§ **Task material**:
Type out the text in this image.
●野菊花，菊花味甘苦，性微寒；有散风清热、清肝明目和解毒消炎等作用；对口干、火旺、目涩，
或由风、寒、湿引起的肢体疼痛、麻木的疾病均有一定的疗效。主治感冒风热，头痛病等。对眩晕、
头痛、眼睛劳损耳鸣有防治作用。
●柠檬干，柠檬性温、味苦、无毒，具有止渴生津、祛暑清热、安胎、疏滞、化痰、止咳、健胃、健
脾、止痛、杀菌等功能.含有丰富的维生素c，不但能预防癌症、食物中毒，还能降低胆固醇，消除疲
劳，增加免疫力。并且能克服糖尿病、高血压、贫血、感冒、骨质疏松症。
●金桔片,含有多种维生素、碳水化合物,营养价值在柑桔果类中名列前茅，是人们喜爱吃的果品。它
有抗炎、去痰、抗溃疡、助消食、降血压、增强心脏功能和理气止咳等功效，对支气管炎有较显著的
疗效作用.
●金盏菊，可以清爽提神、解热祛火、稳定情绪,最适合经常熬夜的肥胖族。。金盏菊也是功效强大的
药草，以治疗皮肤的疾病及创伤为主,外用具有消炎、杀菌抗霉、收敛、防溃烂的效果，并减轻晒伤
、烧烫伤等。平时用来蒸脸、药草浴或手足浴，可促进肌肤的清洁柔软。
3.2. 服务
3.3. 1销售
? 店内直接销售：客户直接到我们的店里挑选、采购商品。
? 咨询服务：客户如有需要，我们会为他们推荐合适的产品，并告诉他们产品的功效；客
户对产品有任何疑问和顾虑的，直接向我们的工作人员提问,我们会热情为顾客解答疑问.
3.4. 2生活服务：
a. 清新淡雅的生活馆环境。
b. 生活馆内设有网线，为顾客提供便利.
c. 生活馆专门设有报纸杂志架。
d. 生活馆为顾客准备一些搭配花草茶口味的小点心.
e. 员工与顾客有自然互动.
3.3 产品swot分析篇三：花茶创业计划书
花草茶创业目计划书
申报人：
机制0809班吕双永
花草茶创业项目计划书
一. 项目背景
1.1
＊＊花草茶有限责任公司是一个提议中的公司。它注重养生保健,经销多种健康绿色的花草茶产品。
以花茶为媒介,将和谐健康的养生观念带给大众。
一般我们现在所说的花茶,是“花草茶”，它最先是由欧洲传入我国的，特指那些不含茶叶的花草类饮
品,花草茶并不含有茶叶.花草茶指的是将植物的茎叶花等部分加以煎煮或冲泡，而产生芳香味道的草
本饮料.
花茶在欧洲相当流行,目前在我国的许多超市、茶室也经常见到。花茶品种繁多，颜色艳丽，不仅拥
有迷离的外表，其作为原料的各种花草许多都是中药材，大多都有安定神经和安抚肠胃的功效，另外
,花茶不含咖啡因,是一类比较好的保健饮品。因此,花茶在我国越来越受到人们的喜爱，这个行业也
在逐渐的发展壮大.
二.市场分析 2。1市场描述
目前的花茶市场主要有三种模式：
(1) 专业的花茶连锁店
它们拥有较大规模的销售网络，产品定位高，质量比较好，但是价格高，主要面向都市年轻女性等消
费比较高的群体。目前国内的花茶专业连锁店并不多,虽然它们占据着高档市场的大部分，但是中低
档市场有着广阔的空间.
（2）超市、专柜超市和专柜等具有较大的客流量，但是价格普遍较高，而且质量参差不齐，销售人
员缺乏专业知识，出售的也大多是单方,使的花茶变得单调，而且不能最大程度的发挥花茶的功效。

§ **Directive**: Write out the entries above word for word.

§ **Answer to this task**:
Type out the text in this image.
●野菊花，菊花味甘苦，性微寒；有散风清热、清肝明目和解毒消炎等作用；对口干、火旺、目涩，
或由风、寒、湿引起的肢体疼痛、麻木的疾病均有一定的疗效。主治感冒风热，头痛病等。对眩晕、
头痛、眼睛劳损耳鸣有防治作用。
●柠檬干，柠檬性温、味苦、无毒，具有止渴生津、祛暑清热、安胎、疏滞、化痰、止咳、健胃、健
脾、止痛、杀菌等功能.含有丰富的维生素c，不但能预防癌症、食物中毒，还能降低胆固醇，消除疲
劳，增加免疫力。并且能克服糖尿病、高血压、贫血、感冒、骨质疏松症。
●金桔片,含有多种维生素、碳水化合物,营养价值在柑桔果类中名列前茅，是人们喜爱吃的果品。它
有抗炎、去痰、抗溃疡、助消食、降血压、增强心脏功能和理气止咳等功效，对支气管炎有较显著的
疗效作用.
●金盏菊，可以清爽提神、解热祛火、稳定情绪,最适合经常熬夜的肥胖族。。金盏菊也是功效强大的
药草，以治疗皮肤的疾病及创伤为主,外用具有消炎、杀菌抗霉、收敛、防溃烂的效果，并减轻晒伤
、烧烫伤等。平时用来蒸脸、药草浴或手足浴，可促进肌肤的清洁柔软。
3.2. 服务
3.3. 1销售
? 店内直接销售：客户直接到我们的店里挑选、采购商品。
? 咨询服务：客户如有需要，我们会为他们推荐合适的产品，并告诉他们产品的功效；客
户对产品有任何疑问和顾虑的，直接向我们的工作人员提问,我们会热情为顾客解答疑问.
3.4. 2生活服务：
a. 清新淡雅的生活馆环境。
b. 生活馆内设有网线，为顾客提供便利.
c. 生活馆专门设有报纸杂志架。
d. 生活馆为顾客准备一些搭配花草茶口味的小点心.
e. 员工与顾客有自然互动.
3.3 产品swot分析篇三：花茶创业计划书
花草茶创业目计划书
申报人：
机制0809班吕双永
花草茶创业项目计划书
一. 项目背景
1.1
＊＊花草茶有限责任公司是一个提议中的公司。它注重养生保健,经销多种健康绿色的花草茶产品。
以花茶为媒介,将和谐健康的养生观念带给大众。
一般我们现在所说的花茶,是“花草茶”，它最先是由欧洲传入我国的，特指那些不含茶叶的花草类饮
品,花草茶并不含有茶叶.花草茶指的是将植物的茎叶花等部分加以煎煮或冲泡，而产生芳香味道的草
本饮料.
花茶在欧洲相当流行,目前在我国的许多超市、茶室也经常见到。花茶品种繁多，颜色艳丽，不仅拥
有迷离的外表，其作为原料的各种花草许多都是中药材，大多都有安定神经和安抚肠胃的功效，另外
,花茶不含咖啡因,是一类比较好的保健饮品。因此,花茶在我国越来越受到人们的喜爱，这个行业也
在逐渐的发展壮大.
二.市场分析 2。1市场描述
目前的花茶市场主要有三种模式：
(1) 专业的花茶连锁店
它们拥有较大规模的销售网络，产品定位高，质量比较好，但是价格高，主要面向都市年轻女性等消
费比较高的群体。目前国内的花茶专业连锁店并不多,虽然它们占据着高档市场的大部分，但是中低
档市场有着广阔的空间.
（2）超市、专柜超市和专柜等具有较大的客流量，但是价格普遍较高，而且质量参差不齐，销售人
员缺乏专业知识，出售的也大多是单方,使的花茶变得单调，而且不能最大程度的发挥花茶的功效。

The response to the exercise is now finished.